### Stored data

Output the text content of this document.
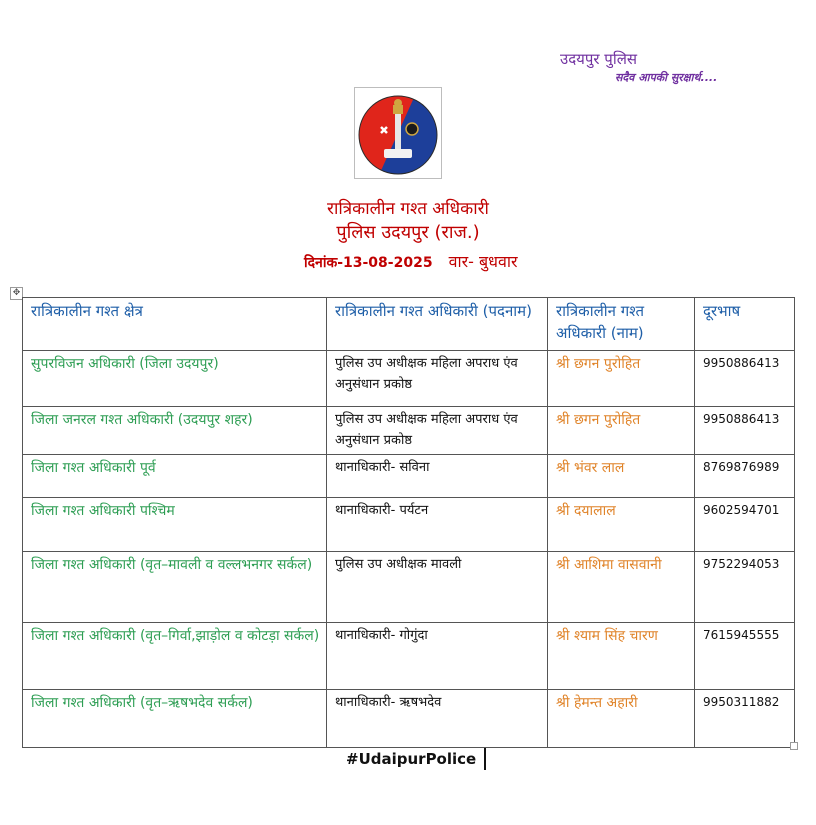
उदयपुर पुलिस
सदैव आपकी सुरक्षार्थ....
रात्रिकालीन गश्त अधिकारी
पुलिस उदयपुर (राज.)
दिनांक-13-08-2025 वार- बुधवार
✥
रात्रिकालीन गश्त क्षेत्र	रात्रिकालीन गश्त अधिकारी (पदनाम)	रात्रिकालीन गश्त अधिकारी (नाम)	दूरभाष
सुपरविजन अधिकारी (जिला उदयपुर)	पुलिस उप अधीक्षक महिला अपराध एंव अनुसंधान प्रकोष्ठ	श्री छगन पुरोहित	9950886413
जिला जनरल गश्त अधिकारी (उदयपुर शहर)	पुलिस उप अधीक्षक महिला अपराध एंव अनुसंधान प्रकोष्ठ	श्री छगन पुरोहित	9950886413
जिला गश्त अधिकारी पूर्व	थानाधिकारी- सविना	श्री भंवर लाल	8769876989
जिला गश्त अधिकारी पश्चिम	थानाधिकारी- पर्यटन	श्री दयालाल	9602594701
जिला गश्त अधिकारी (वृत–मावली व वल्लभनगर सर्कल)	पुलिस उप अधीक्षक मावली	श्री आशिमा वासवानी	9752294053
जिला गश्त अधिकारी (वृत–गिर्वा,झाड़ोल व कोटड़ा सर्कल)	थानाधिकारी- गोगुंदा	श्री श्याम सिंह चारण	7615945555
जिला गश्त अधिकारी (वृत–ऋषभदेव सर्कल)	थानाधिकारी- ऋषभदेव	श्री हेमन्त अहारी	9950311882
#UdaipurPolice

### WHAT TO PRODUCE
Each record above is to be restated exactly, with its pictures removed from the copy.

### SOLUTION TO THE EXERCISE
Output the text content of this document.
उदयपुर पुलिस
सदैव आपकी सुरक्षार्थ....
रात्रिकालीन गश्त अधिकारी
पुलिस उदयपुर (राज.)
दिनांक-13-08-2025 वार- बुधवार
✥
रात्रिकालीन गश्त क्षेत्र	रात्रिकालीन गश्त अधिकारी (पदनाम)	रात्रिकालीन गश्त अधिकारी (नाम)	दूरभाष
सुपरविजन अधिकारी (जिला उदयपुर)	पुलिस उप अधीक्षक महिला अपराध एंव अनुसंधान प्रकोष्ठ	श्री छगन पुरोहित	9950886413
जिला जनरल गश्त अधिकारी (उदयपुर शहर)	पुलिस उप अधीक्षक महिला अपराध एंव अनुसंधान प्रकोष्ठ	श्री छगन पुरोहित	9950886413
जिला गश्त अधिकारी पूर्व	थानाधिकारी- सविना	श्री भंवर लाल	8769876989
जिला गश्त अधिकारी पश्चिम	थानाधिकारी- पर्यटन	श्री दयालाल	9602594701
जिला गश्त अधिकारी (वृत–मावली व वल्लभनगर सर्कल)	पुलिस उप अधीक्षक मावली	श्री आशिमा वासवानी	9752294053
जिला गश्त अधिकारी (वृत–गिर्वा,झाड़ोल व कोटड़ा सर्कल)	थानाधिकारी- गोगुंदा	श्री श्याम सिंह चारण	7615945555
जिला गश्त अधिकारी (वृत–ऋषभदेव सर्कल)	थानाधिकारी- ऋषभदेव	श्री हेमन्त अहारी	9950311882
#UdaipurPolice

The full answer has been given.